What to produce: State how many lines of the entries include the string "text", please, leaving out everything but the number.

Given data:
++++

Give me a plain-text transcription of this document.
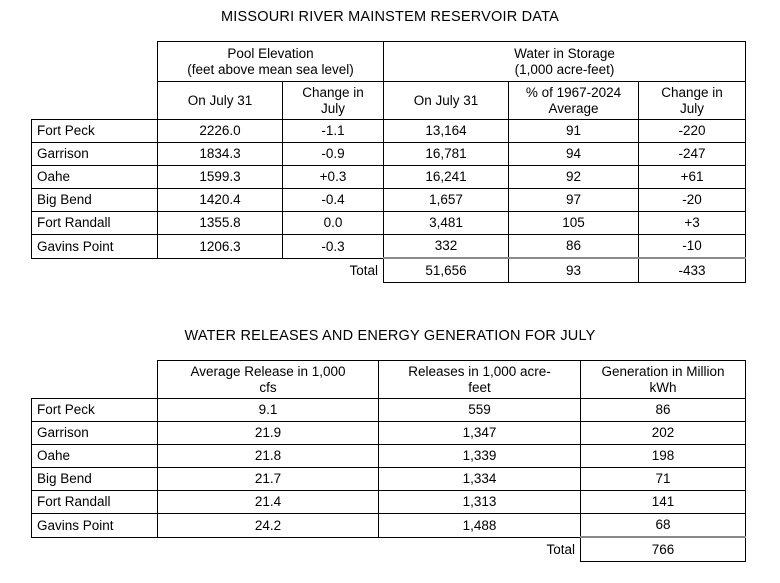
MISSOURI RIVER MAINSTEM RESERVOIR DATA

Pool Elevation
(feet above mean sea level)

Water in Storage
(1,000 acre-feet)

On July 31

Change in
July

On July 31

% of 1967-2024
Average

Change in
July

Fort Peck	2226.0	-1.1	13,164	91	-220
Garrison	1834.3	-0.9	16,781	94	-247
Oahe	1599.3	+0.3	16,241	92	+61
Big Bend	1420.4	-0.4	1,657	97	-20
Fort Randall	1355.8	0.0	3,481	105	+3
Gavins Point	1206.3	-0.3	332	86	-10
Total			51,656	93	-433
WATER RELEASES AND ENERGY GENERATION FOR JULY

Average Release in 1,000
cfs

Releases in 1,000 acre-
feet

Generation in Million
kWh

Fort Peck	9.1	559	86
Garrison	21.9	1,347	202
Oahe	21.8	1,339	198
Big Bend	21.7	1,334	71
Fort Randall	21.4	1,313	141
Gavins Point	24.2	1,488	68
Total			766
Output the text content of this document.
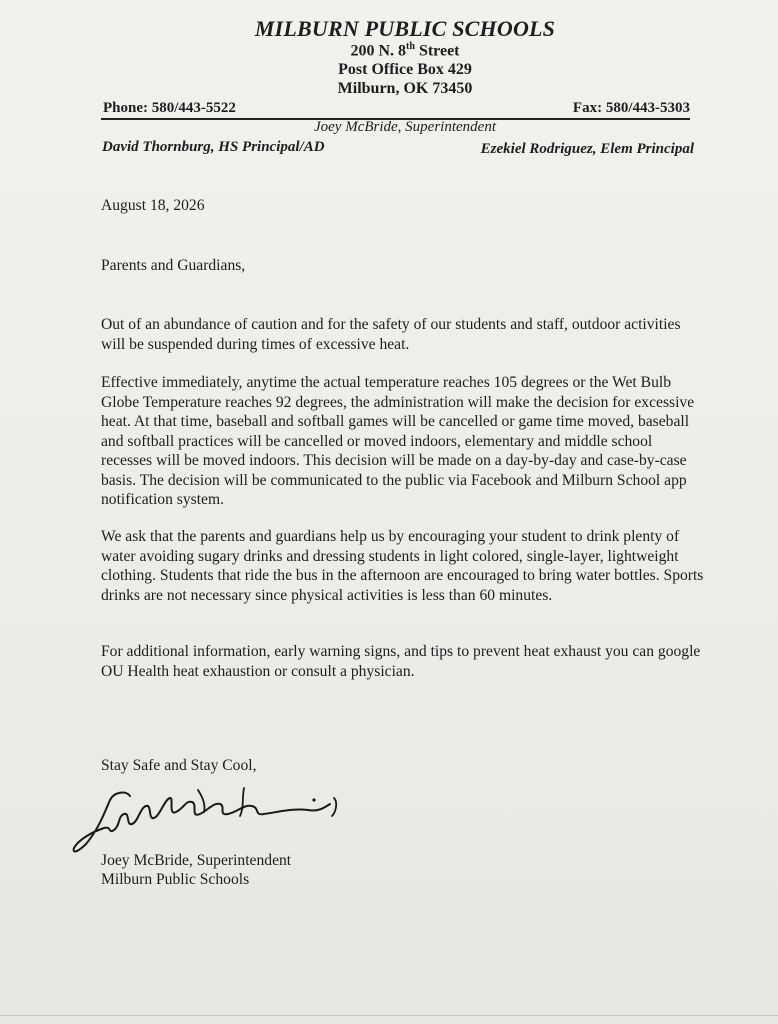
MILBURN PUBLIC SCHOOLS
200 N. 8th Street
Post Office Box 429
Milburn, OK 73450
Phone: 580/443-5522	Fax: 580/443-5303
Joey McBride, Superintendent
David Thornburg, HS Principal/AD	Ezekiel Rodriguez, Elem Principal
August 18, 2026
Parents and Guardians,
Out of an abundance of caution and for the safety of our students and staff, outdoor activities will be suspended during times of excessive heat.
Effective immediately, anytime the actual temperature reaches 105 degrees or the Wet Bulb Globe Temperature reaches 92 degrees, the administration will make the decision for excessive heat. At that time, baseball and softball games will be cancelled or game time moved, baseball and softball practices will be cancelled or moved indoors, elementary and middle school recesses will be moved indoors. This decision will be made on a day-by-day and case-by-case basis. The decision will be communicated to the public via Facebook and Milburn School app notification system.
We ask that the parents and guardians help us by encouraging your student to drink plenty of water avoiding sugary drinks and dressing students in light colored, single-layer, lightweight clothing. Students that ride the bus in the afternoon are encouraged to bring water bottles. Sports drinks are not necessary since physical activities is less than 60 minutes.
For additional information, early warning signs, and tips to prevent heat exhaust you can google OU Health heat exhaustion or consult a physician.
Stay Safe and Stay Cool,
Joey McBride, Superintendent
Milburn Public Schools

++++

Solution below: 2